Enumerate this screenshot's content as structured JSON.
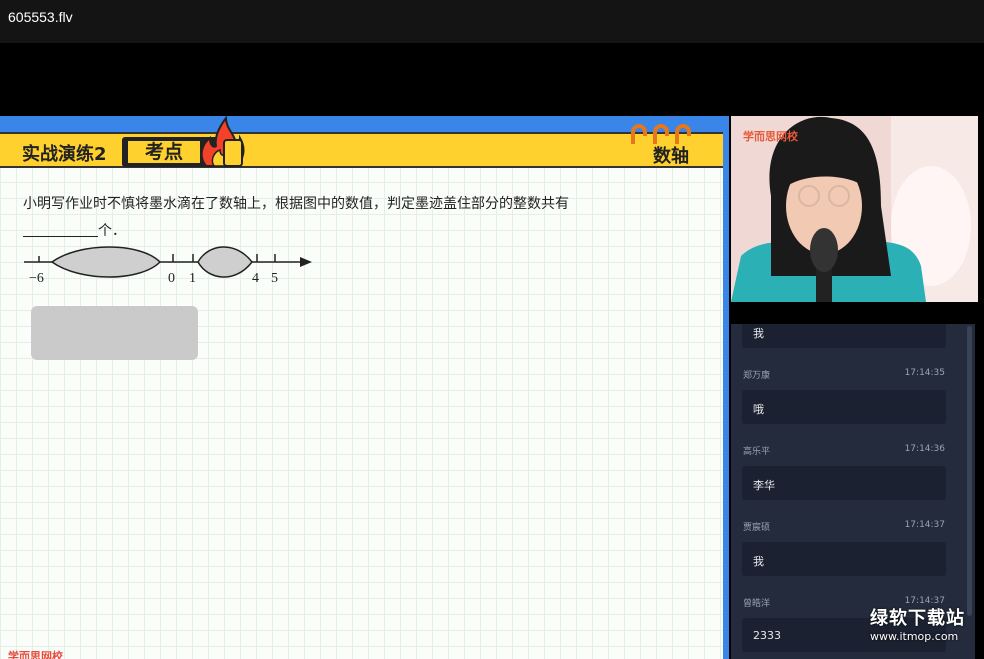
{
  "window": {
    "title": "605553.flv"
  },
  "slide": {
    "header_title": "实战演练2",
    "tag_label": "考点",
    "topic": "数轴",
    "question_text": "小明写作业时不慎将墨水滴在了数轴上，根据图中的数值，判定墨迹盖住部分的整数共有",
    "question_suffix": "个．",
    "number_line_labels": [
      "−6",
      "0",
      "1",
      "4",
      "5"
    ],
    "brand": "学而思网校"
  },
  "camera": {
    "brand": "学而思网校"
  },
  "chat": {
    "messages": [
      {
        "name": "",
        "time": "",
        "text": "我"
      },
      {
        "name": "郑万康",
        "time": "17:14:35",
        "text": "哦"
      },
      {
        "name": "高乐平",
        "time": "17:14:36",
        "text": "李华"
      },
      {
        "name": "贾宸硕",
        "time": "17:14:37",
        "text": "我"
      },
      {
        "name": "曾皓洋",
        "time": "17:14:37",
        "text": "2333"
      }
    ]
  },
  "watermark": {
    "main": "绿软下载站",
    "sub": "www.itmop.com"
  },
  "colors": {
    "accent_yellow": "#ffd12e",
    "slide_blue": "#3a86e8",
    "chat_bg": "#232b3c"
  }
}
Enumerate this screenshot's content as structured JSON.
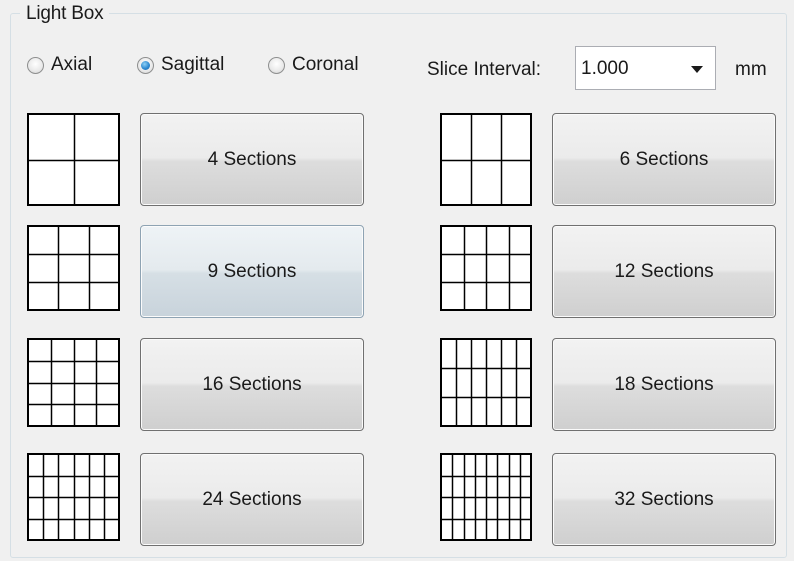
{
  "group": {
    "title": "Light Box"
  },
  "orientation": {
    "options": [
      {
        "label": "Axial",
        "checked": false
      },
      {
        "label": "Sagittal",
        "checked": true
      },
      {
        "label": "Coronal",
        "checked": false
      }
    ]
  },
  "slice_interval": {
    "label": "Slice Interval:",
    "value": "1.000",
    "unit": "mm"
  },
  "layouts": [
    {
      "label": "4 Sections",
      "cols": 2,
      "rows": 2
    },
    {
      "label": "6 Sections",
      "cols": 3,
      "rows": 2
    },
    {
      "label": "9 Sections",
      "cols": 3,
      "rows": 3
    },
    {
      "label": "12 Sections",
      "cols": 4,
      "rows": 3
    },
    {
      "label": "16 Sections",
      "cols": 4,
      "rows": 4
    },
    {
      "label": "18 Sections",
      "cols": 6,
      "rows": 3
    },
    {
      "label": "24 Sections",
      "cols": 6,
      "rows": 4
    },
    {
      "label": "32 Sections",
      "cols": 8,
      "rows": 4
    }
  ],
  "colors": {
    "panel_bg": "#f0f0f0",
    "frame": "#d5dfe5",
    "button_border": "#707070",
    "radio_accent": "#2e8ad1"
  }
}
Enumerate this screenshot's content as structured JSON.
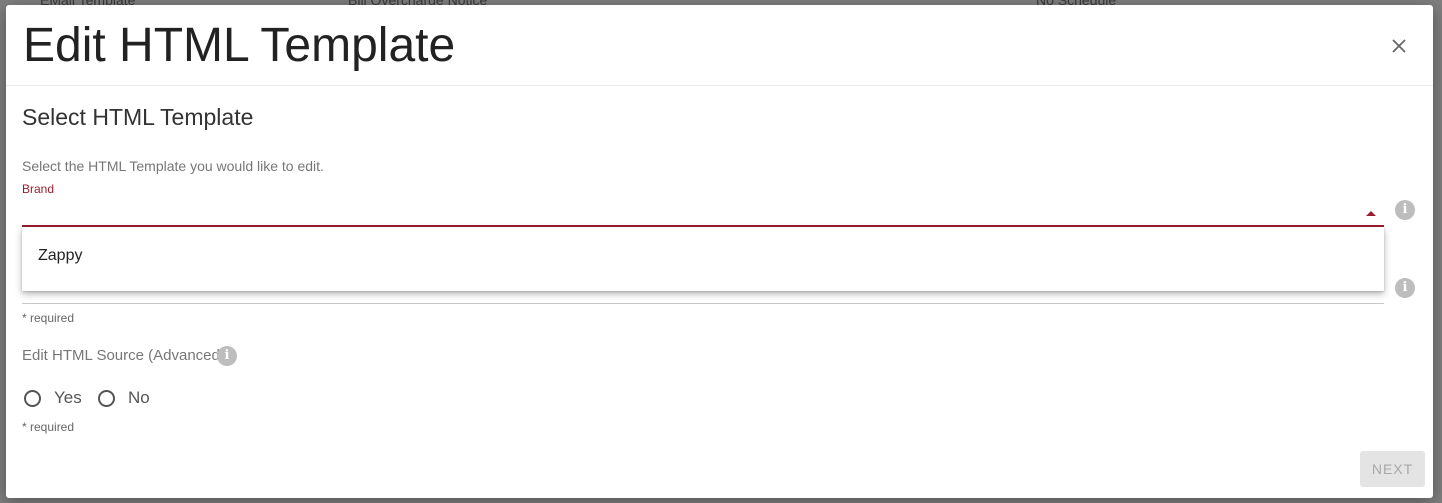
{
  "background": {
    "row": [
      "EMail Template",
      "Bill Overcharge Notice",
      "No Schedule"
    ]
  },
  "modal": {
    "title": "Edit HTML Template",
    "close_icon": "close-icon",
    "section_title": "Select HTML Template",
    "instruction": "Select the HTML Template you would like to edit.",
    "brand": {
      "label": "Brand",
      "value": "",
      "options": [
        "Zappy"
      ],
      "info_icon": "info-icon"
    },
    "template_field": {
      "value": "",
      "required_text": "* required",
      "info_icon": "info-icon"
    },
    "advanced": {
      "label": "Edit HTML Source (Advanced)",
      "options": [
        "Yes",
        "No"
      ],
      "selected": null,
      "required_text": "* required"
    },
    "next_label": "NEXT",
    "colors": {
      "accent": "#9b1c2e",
      "info_icon": "#bdbdbd",
      "disabled_button_bg": "#e4e4e4"
    }
  }
}
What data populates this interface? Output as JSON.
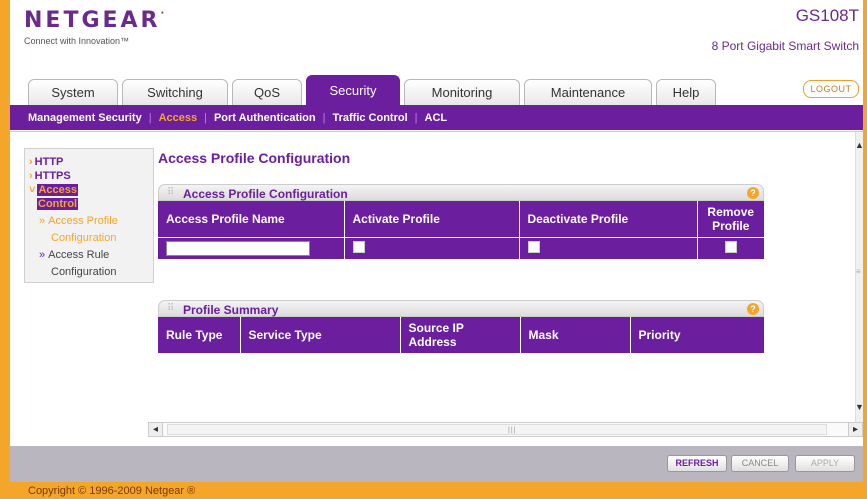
{
  "header": {
    "logo": "NETGEAR",
    "tagline": "Connect with Innovation™",
    "model": "GS108T",
    "model_desc": "8 Port Gigabit Smart Switch"
  },
  "tabs": [
    {
      "label": "System",
      "active": false
    },
    {
      "label": "Switching",
      "active": false
    },
    {
      "label": "QoS",
      "active": false
    },
    {
      "label": "Security",
      "active": true
    },
    {
      "label": "Monitoring",
      "active": false
    },
    {
      "label": "Maintenance",
      "active": false
    },
    {
      "label": "Help",
      "active": false
    }
  ],
  "logout_label": "LOGOUT",
  "submenu": [
    {
      "label": "Management Security",
      "active": false
    },
    {
      "label": "Access",
      "active": true
    },
    {
      "label": "Port Authentication",
      "active": false
    },
    {
      "label": "Traffic Control",
      "active": false
    },
    {
      "label": "ACL",
      "active": false
    }
  ],
  "leftnav": {
    "http": "HTTP",
    "https": "HTTPS",
    "access_control_1": "Access",
    "access_control_2": "Control",
    "access_profile_1": "Access Profile",
    "access_profile_2": "Configuration",
    "access_rule_1": "Access Rule",
    "access_rule_2": "Configuration"
  },
  "page_title": "Access Profile Configuration",
  "profile_panel": {
    "title": "Access Profile Configuration",
    "columns": [
      "Access Profile Name",
      "Activate Profile",
      "Deactivate Profile",
      "Remove Profile"
    ],
    "profile_name_value": ""
  },
  "summary_panel": {
    "title": "Profile Summary",
    "columns": [
      "Rule Type",
      "Service Type",
      "Source IP Address",
      "Mask",
      "Priority"
    ]
  },
  "buttons": {
    "refresh": "REFRESH",
    "cancel": "CANCEL",
    "apply": "APPLY"
  },
  "footer": {
    "copyright": "Copyright © 1996-2009 Netgear ®"
  },
  "colors": {
    "brand_purple": "#6b1e9e",
    "brand_orange": "#f4a62a"
  }
}
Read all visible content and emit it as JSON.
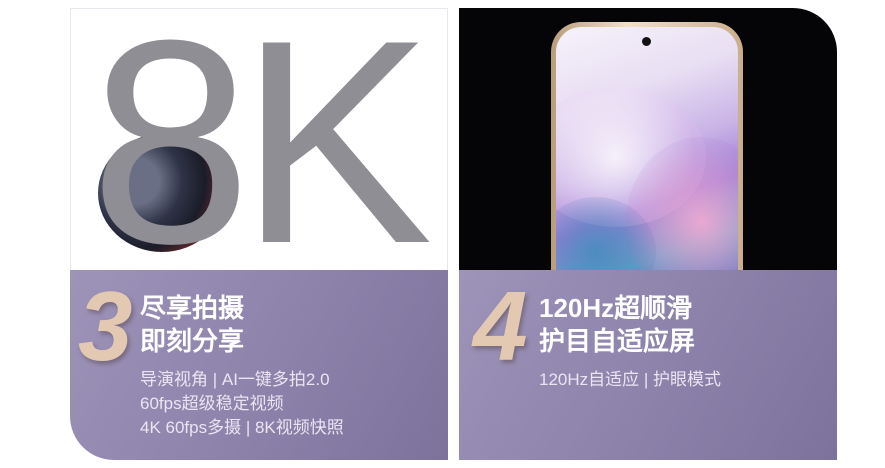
{
  "left_card": {
    "hero_text": "8K",
    "number": "3",
    "headline": [
      "尽享拍摄",
      "即刻分享"
    ],
    "features": [
      "导演视角 | AI一键多拍2.0",
      "60fps超级稳定视频",
      "4K 60fps多摄 | 8K视频快照"
    ]
  },
  "right_card": {
    "number": "4",
    "headline": [
      "120Hz超顺滑",
      "护目自适应屏"
    ],
    "features": [
      "120Hz自适应 | 护眼模式"
    ]
  },
  "colors": {
    "panel": "#8f85ad",
    "number": "#e3c9b1",
    "hero_text": "#8f8e95",
    "right_background": "#050407"
  }
}
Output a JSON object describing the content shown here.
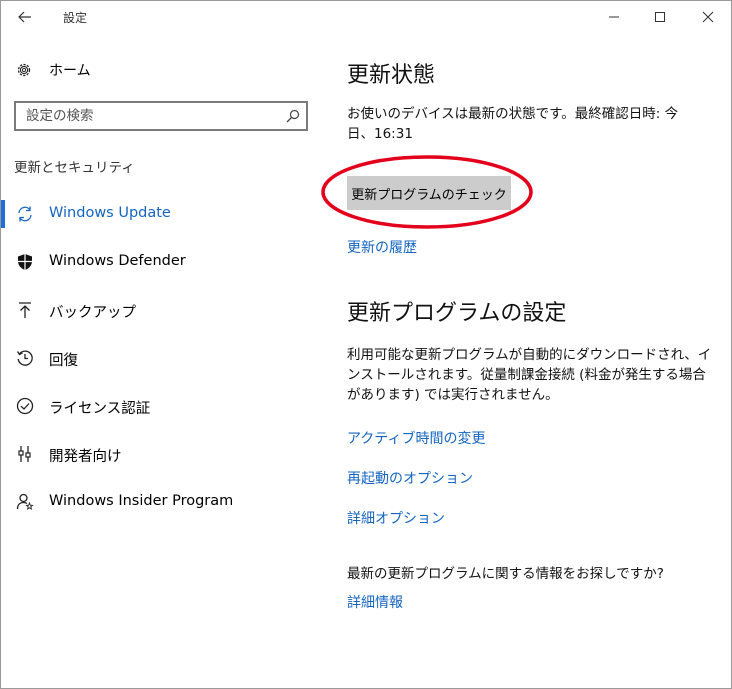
{
  "window": {
    "title": "設定"
  },
  "sidebar": {
    "home_label": "ホーム",
    "search_placeholder": "設定の検索",
    "section_heading": "更新とセキュリティ",
    "items": [
      {
        "label": "Windows Update",
        "icon": "sync-icon",
        "active": true
      },
      {
        "label": "Windows Defender",
        "icon": "shield-icon",
        "active": false
      },
      {
        "label": "バックアップ",
        "icon": "upload-arrow-icon",
        "active": false
      },
      {
        "label": "回復",
        "icon": "history-icon",
        "active": false
      },
      {
        "label": "ライセンス認証",
        "icon": "check-circle-icon",
        "active": false
      },
      {
        "label": "開発者向け",
        "icon": "developer-tools-icon",
        "active": false
      },
      {
        "label": "Windows Insider Program",
        "icon": "insider-person-icon",
        "active": false
      }
    ]
  },
  "main": {
    "status_heading": "更新状態",
    "status_text": "お使いのデバイスは最新の状態です。最終確認日時: 今日、16:31",
    "check_button_label": "更新プログラムのチェック",
    "history_link": "更新の履歴",
    "settings_heading": "更新プログラムの設定",
    "settings_text": "利用可能な更新プログラムが自動的にダウンロードされ、インストールされます。従量制課金接続 (料金が発生する場合があります) では実行されません。",
    "links": {
      "active_hours": "アクティブ時間の変更",
      "restart_options": "再起動のオプション",
      "advanced_options": "詳細オプション"
    },
    "info_question": "最新の更新プログラムに関する情報をお探しですか?",
    "info_link": "詳細情報"
  },
  "colors": {
    "accent": "#1565c0",
    "annotation": "#e3001b",
    "button_bg": "#cccccc"
  }
}
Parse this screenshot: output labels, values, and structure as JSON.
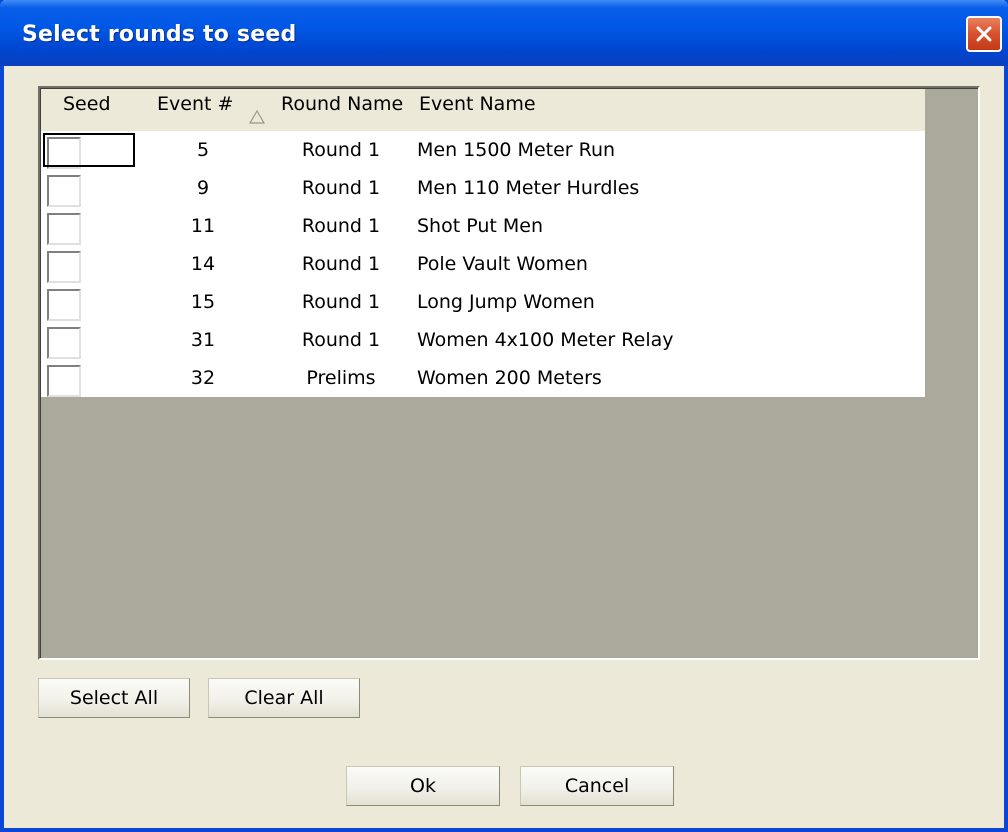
{
  "window": {
    "title": "Select rounds to seed"
  },
  "grid": {
    "columns": {
      "seed": "Seed",
      "event_num": "Event #",
      "round_name": "Round Name",
      "event_name": "Event Name"
    },
    "sort_indicator": "sort-ascending-icon",
    "rows": [
      {
        "seed": false,
        "event_num": "5",
        "round_name": "Round 1",
        "event_name": "Men 1500 Meter Run"
      },
      {
        "seed": false,
        "event_num": "9",
        "round_name": "Round 1",
        "event_name": "Men 110 Meter Hurdles"
      },
      {
        "seed": false,
        "event_num": "11",
        "round_name": "Round 1",
        "event_name": "Shot Put Men"
      },
      {
        "seed": false,
        "event_num": "14",
        "round_name": "Round 1",
        "event_name": "Pole Vault Women"
      },
      {
        "seed": false,
        "event_num": "15",
        "round_name": "Round 1",
        "event_name": "Long Jump Women"
      },
      {
        "seed": false,
        "event_num": "31",
        "round_name": "Round 1",
        "event_name": "Women 4x100 Meter Relay"
      },
      {
        "seed": false,
        "event_num": "32",
        "round_name": "Prelims",
        "event_name": "Women 200 Meters"
      }
    ]
  },
  "buttons": {
    "select_all": "Select All",
    "clear_all": "Clear All",
    "ok": "Ok",
    "cancel": "Cancel"
  },
  "colors": {
    "titlebar": "#0058e6",
    "dialog_bg": "#ece9d8",
    "grid_empty_bg": "#aaa99c",
    "close_button": "#d6512d"
  }
}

+++

● **WRITTEN PROBLEM**: Copy each line in the data that holds the word "Windows".

● **SOLVED PROBLEM**:
        "label": "Windows Update",
        "label": "Windows Defender",
        "label": "Windows Insider Program",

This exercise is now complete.